Data to use —
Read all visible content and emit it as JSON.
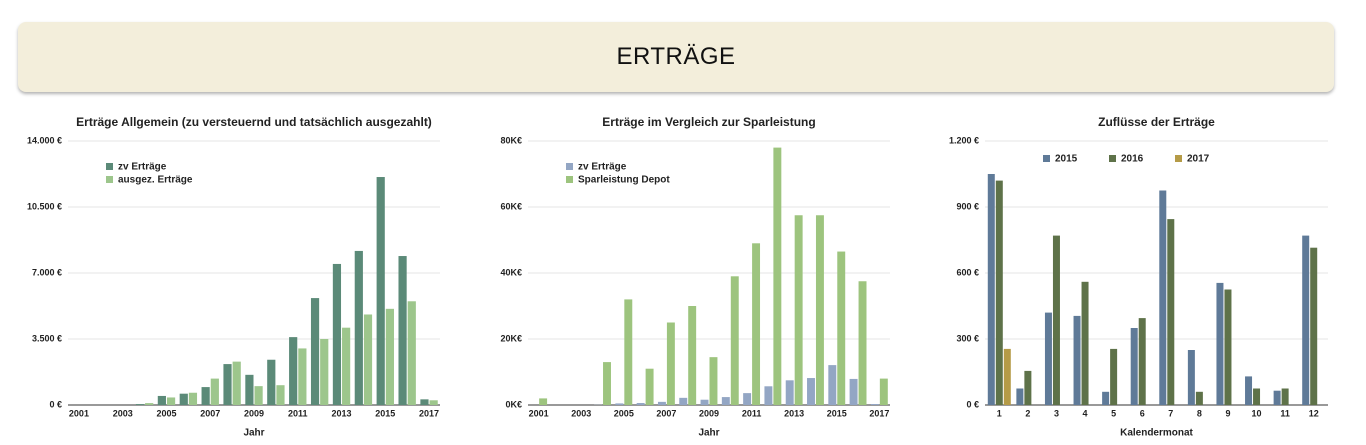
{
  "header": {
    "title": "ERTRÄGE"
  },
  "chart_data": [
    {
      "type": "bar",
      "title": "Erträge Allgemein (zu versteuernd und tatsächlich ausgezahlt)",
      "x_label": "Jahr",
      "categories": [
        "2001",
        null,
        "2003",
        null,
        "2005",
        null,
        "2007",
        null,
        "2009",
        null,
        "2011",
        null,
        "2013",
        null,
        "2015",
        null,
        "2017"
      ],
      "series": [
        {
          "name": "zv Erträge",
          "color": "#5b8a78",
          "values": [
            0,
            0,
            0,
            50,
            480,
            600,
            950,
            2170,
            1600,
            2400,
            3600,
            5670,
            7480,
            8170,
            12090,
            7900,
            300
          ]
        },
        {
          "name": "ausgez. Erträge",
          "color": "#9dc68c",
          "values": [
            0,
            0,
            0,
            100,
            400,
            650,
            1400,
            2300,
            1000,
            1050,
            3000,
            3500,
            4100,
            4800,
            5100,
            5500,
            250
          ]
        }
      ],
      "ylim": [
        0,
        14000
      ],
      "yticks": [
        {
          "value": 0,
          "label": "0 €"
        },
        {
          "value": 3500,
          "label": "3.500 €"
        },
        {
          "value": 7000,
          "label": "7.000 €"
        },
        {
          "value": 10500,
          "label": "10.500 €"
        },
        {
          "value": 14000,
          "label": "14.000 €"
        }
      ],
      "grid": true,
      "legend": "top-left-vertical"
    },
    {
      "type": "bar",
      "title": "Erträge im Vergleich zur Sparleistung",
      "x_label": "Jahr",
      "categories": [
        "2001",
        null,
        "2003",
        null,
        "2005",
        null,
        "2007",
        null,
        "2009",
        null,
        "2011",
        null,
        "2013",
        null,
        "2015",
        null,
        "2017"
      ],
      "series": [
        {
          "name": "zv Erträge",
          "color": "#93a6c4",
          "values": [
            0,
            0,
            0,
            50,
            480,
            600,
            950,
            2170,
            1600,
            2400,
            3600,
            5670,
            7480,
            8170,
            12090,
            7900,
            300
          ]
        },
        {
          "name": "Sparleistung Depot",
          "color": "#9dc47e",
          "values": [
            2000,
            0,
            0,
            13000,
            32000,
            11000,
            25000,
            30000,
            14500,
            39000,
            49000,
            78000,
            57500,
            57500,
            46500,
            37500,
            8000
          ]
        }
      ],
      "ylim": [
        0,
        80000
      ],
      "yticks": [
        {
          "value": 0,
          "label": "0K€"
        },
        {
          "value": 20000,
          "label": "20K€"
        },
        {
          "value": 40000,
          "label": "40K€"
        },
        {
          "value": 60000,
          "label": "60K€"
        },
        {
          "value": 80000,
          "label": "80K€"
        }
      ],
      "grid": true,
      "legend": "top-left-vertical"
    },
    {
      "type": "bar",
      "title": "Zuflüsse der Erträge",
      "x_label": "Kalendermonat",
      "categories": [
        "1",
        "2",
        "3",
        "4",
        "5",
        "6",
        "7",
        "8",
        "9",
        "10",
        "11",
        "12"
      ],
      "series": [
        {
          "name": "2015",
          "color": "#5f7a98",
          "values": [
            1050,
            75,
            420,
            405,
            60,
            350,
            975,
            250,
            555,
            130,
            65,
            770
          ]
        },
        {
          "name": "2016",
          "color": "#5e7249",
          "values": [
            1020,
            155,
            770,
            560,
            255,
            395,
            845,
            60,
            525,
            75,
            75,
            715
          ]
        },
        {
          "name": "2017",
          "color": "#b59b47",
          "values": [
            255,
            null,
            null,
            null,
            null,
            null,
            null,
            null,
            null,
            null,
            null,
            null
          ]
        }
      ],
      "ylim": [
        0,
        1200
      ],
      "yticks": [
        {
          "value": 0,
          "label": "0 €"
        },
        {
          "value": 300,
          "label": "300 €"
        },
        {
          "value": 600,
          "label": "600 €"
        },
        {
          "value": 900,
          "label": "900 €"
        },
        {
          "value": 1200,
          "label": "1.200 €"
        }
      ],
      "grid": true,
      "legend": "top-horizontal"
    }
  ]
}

Task directions —
Set down all the data again exactly as above, pictures excluded.

Written answer —
Read all visible content and emit it as JSON.
{
  "header": {
    "title": "ERTRÄGE"
  },
  "chart_data": [
    {
      "type": "bar",
      "title": "Erträge Allgemein (zu versteuernd und tatsächlich ausgezahlt)",
      "x_label": "Jahr",
      "categories": [
        "2001",
        null,
        "2003",
        null,
        "2005",
        null,
        "2007",
        null,
        "2009",
        null,
        "2011",
        null,
        "2013",
        null,
        "2015",
        null,
        "2017"
      ],
      "series": [
        {
          "name": "zv Erträge",
          "color": "#5b8a78",
          "values": [
            0,
            0,
            0,
            50,
            480,
            600,
            950,
            2170,
            1600,
            2400,
            3600,
            5670,
            7480,
            8170,
            12090,
            7900,
            300
          ]
        },
        {
          "name": "ausgez. Erträge",
          "color": "#9dc68c",
          "values": [
            0,
            0,
            0,
            100,
            400,
            650,
            1400,
            2300,
            1000,
            1050,
            3000,
            3500,
            4100,
            4800,
            5100,
            5500,
            250
          ]
        }
      ],
      "ylim": [
        0,
        14000
      ],
      "yticks": [
        {
          "value": 0,
          "label": "0 €"
        },
        {
          "value": 3500,
          "label": "3.500 €"
        },
        {
          "value": 7000,
          "label": "7.000 €"
        },
        {
          "value": 10500,
          "label": "10.500 €"
        },
        {
          "value": 14000,
          "label": "14.000 €"
        }
      ],
      "grid": true,
      "legend": "top-left-vertical"
    },
    {
      "type": "bar",
      "title": "Erträge im Vergleich zur Sparleistung",
      "x_label": "Jahr",
      "categories": [
        "2001",
        null,
        "2003",
        null,
        "2005",
        null,
        "2007",
        null,
        "2009",
        null,
        "2011",
        null,
        "2013",
        null,
        "2015",
        null,
        "2017"
      ],
      "series": [
        {
          "name": "zv Erträge",
          "color": "#93a6c4",
          "values": [
            0,
            0,
            0,
            50,
            480,
            600,
            950,
            2170,
            1600,
            2400,
            3600,
            5670,
            7480,
            8170,
            12090,
            7900,
            300
          ]
        },
        {
          "name": "Sparleistung Depot",
          "color": "#9dc47e",
          "values": [
            2000,
            0,
            0,
            13000,
            32000,
            11000,
            25000,
            30000,
            14500,
            39000,
            49000,
            78000,
            57500,
            57500,
            46500,
            37500,
            8000
          ]
        }
      ],
      "ylim": [
        0,
        80000
      ],
      "yticks": [
        {
          "value": 0,
          "label": "0K€"
        },
        {
          "value": 20000,
          "label": "20K€"
        },
        {
          "value": 40000,
          "label": "40K€"
        },
        {
          "value": 60000,
          "label": "60K€"
        },
        {
          "value": 80000,
          "label": "80K€"
        }
      ],
      "grid": true,
      "legend": "top-left-vertical"
    },
    {
      "type": "bar",
      "title": "Zuflüsse der Erträge",
      "x_label": "Kalendermonat",
      "categories": [
        "1",
        "2",
        "3",
        "4",
        "5",
        "6",
        "7",
        "8",
        "9",
        "10",
        "11",
        "12"
      ],
      "series": [
        {
          "name": "2015",
          "color": "#5f7a98",
          "values": [
            1050,
            75,
            420,
            405,
            60,
            350,
            975,
            250,
            555,
            130,
            65,
            770
          ]
        },
        {
          "name": "2016",
          "color": "#5e7249",
          "values": [
            1020,
            155,
            770,
            560,
            255,
            395,
            845,
            60,
            525,
            75,
            75,
            715
          ]
        },
        {
          "name": "2017",
          "color": "#b59b47",
          "values": [
            255,
            null,
            null,
            null,
            null,
            null,
            null,
            null,
            null,
            null,
            null,
            null
          ]
        }
      ],
      "ylim": [
        0,
        1200
      ],
      "yticks": [
        {
          "value": 0,
          "label": "0 €"
        },
        {
          "value": 300,
          "label": "300 €"
        },
        {
          "value": 600,
          "label": "600 €"
        },
        {
          "value": 900,
          "label": "900 €"
        },
        {
          "value": 1200,
          "label": "1.200 €"
        }
      ],
      "grid": true,
      "legend": "top-horizontal"
    }
  ]
}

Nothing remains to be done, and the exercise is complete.